* _TASK TO COMPLETE_
Restate each line of the listing exactly, without carrying over any pictures.

(Stored data)
****

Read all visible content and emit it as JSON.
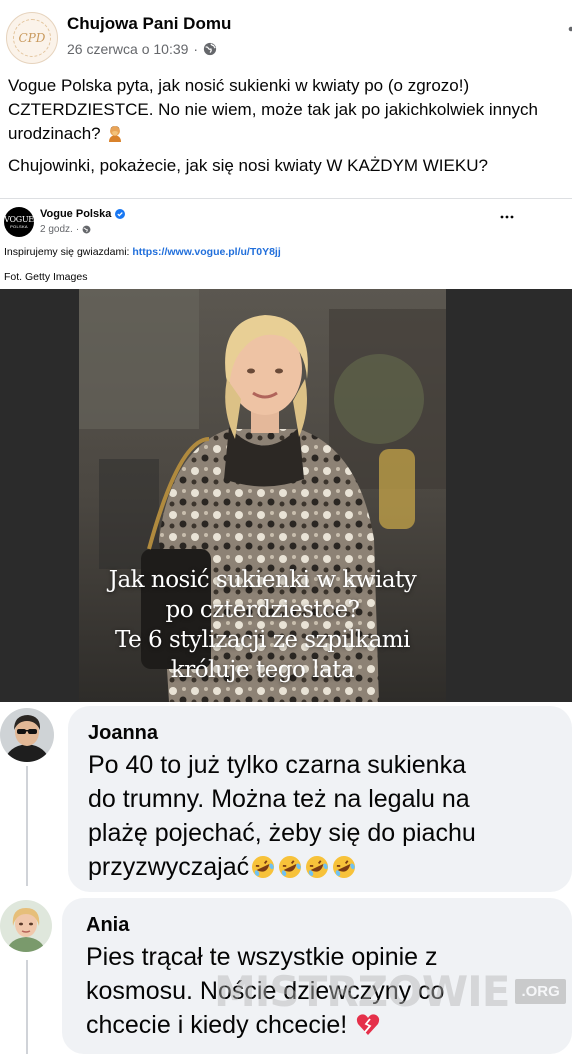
{
  "post": {
    "page_name": "Chujowa Pani Domu",
    "page_logo_text": "CPD",
    "date": "26 czerwca o 10:39",
    "separator": "·",
    "visibility_icon": "globe-icon",
    "paragraph_1": "Vogue Polska pyta, jak nosić sukienki w kwiaty po (o zgrozo!) CZTERDZIESTCE. No nie wiem, może tak jak po jakichkolwiek innych urodzinach?",
    "paragraph_1_emoji": "person-facepalming-emoji",
    "paragraph_2": "Chujowinki, pokażecie, jak się nosi kwiaty W KAŻDYM WIEKU?"
  },
  "shared_post": {
    "avatar_line1": "VOGUE",
    "avatar_line2": "POLSKA",
    "name": "Vogue Polska",
    "verified_icon": "verified-badge-icon",
    "time": "2 godz.",
    "separator": "·",
    "text_prefix": "Inspirujemy się gwiazdami: ",
    "link": "https://www.vogue.pl/u/T0Y8jj",
    "credit": "Fot. Getty Images",
    "image_caption": [
      "Jak nosić sukienki w kwiaty",
      "po czterdziestce?",
      "Te 6 stylizacji ze szpilkami",
      "króluje tego lata"
    ]
  },
  "comments": [
    {
      "author": "Joanna",
      "lines": [
        "Po 40 to już tylko czarna sukienka",
        "do trumny. Można też na legalu na",
        "plażę pojechać, żeby się do piachu",
        "przyzwyczajać"
      ],
      "emoji": [
        "rolling-laughing-emoji",
        "rolling-laughing-emoji",
        "rolling-laughing-emoji",
        "rolling-laughing-emoji"
      ]
    },
    {
      "author": "Ania",
      "lines": [
        "Pies trącał te wszystkie opinie z",
        "kosmosu. Noście dziewczyny co",
        "chcecie i kiedy chcecie!"
      ],
      "emoji": [
        "heart-exclamation-emoji"
      ]
    }
  ],
  "watermark": {
    "text": "MISTRZOWIE",
    "suffix": ".ORG"
  },
  "colors": {
    "link": "#216fdb",
    "bubble": "#f0f2f5",
    "meta": "#65676b",
    "verified": "#1877f2"
  }
}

****

* _ANSWER BELOW_
Read all visible content and emit it as JSON.
{
  "post": {
    "page_name": "Chujowa Pani Domu",
    "page_logo_text": "CPD",
    "date": "26 czerwca o 10:39",
    "separator": "·",
    "visibility_icon": "globe-icon",
    "paragraph_1": "Vogue Polska pyta, jak nosić sukienki w kwiaty po (o zgrozo!) CZTERDZIESTCE. No nie wiem, może tak jak po jakichkolwiek innych urodzinach?",
    "paragraph_1_emoji": "person-facepalming-emoji",
    "paragraph_2": "Chujowinki, pokażecie, jak się nosi kwiaty W KAŻDYM WIEKU?"
  },
  "shared_post": {
    "avatar_line1": "VOGUE",
    "avatar_line2": "POLSKA",
    "name": "Vogue Polska",
    "verified_icon": "verified-badge-icon",
    "time": "2 godz.",
    "separator": "·",
    "text_prefix": "Inspirujemy się gwiazdami: ",
    "link": "https://www.vogue.pl/u/T0Y8jj",
    "credit": "Fot. Getty Images",
    "image_caption": [
      "Jak nosić sukienki w kwiaty",
      "po czterdziestce?",
      "Te 6 stylizacji ze szpilkami",
      "króluje tego lata"
    ]
  },
  "comments": [
    {
      "author": "Joanna",
      "lines": [
        "Po 40 to już tylko czarna sukienka",
        "do trumny. Można też na legalu na",
        "plażę pojechać, żeby się do piachu",
        "przyzwyczajać"
      ],
      "emoji": [
        "rolling-laughing-emoji",
        "rolling-laughing-emoji",
        "rolling-laughing-emoji",
        "rolling-laughing-emoji"
      ]
    },
    {
      "author": "Ania",
      "lines": [
        "Pies trącał te wszystkie opinie z",
        "kosmosu. Noście dziewczyny co",
        "chcecie i kiedy chcecie!"
      ],
      "emoji": [
        "heart-exclamation-emoji"
      ]
    }
  ],
  "watermark": {
    "text": "MISTRZOWIE",
    "suffix": ".ORG"
  },
  "colors": {
    "link": "#216fdb",
    "bubble": "#f0f2f5",
    "meta": "#65676b",
    "verified": "#1877f2"
  }
}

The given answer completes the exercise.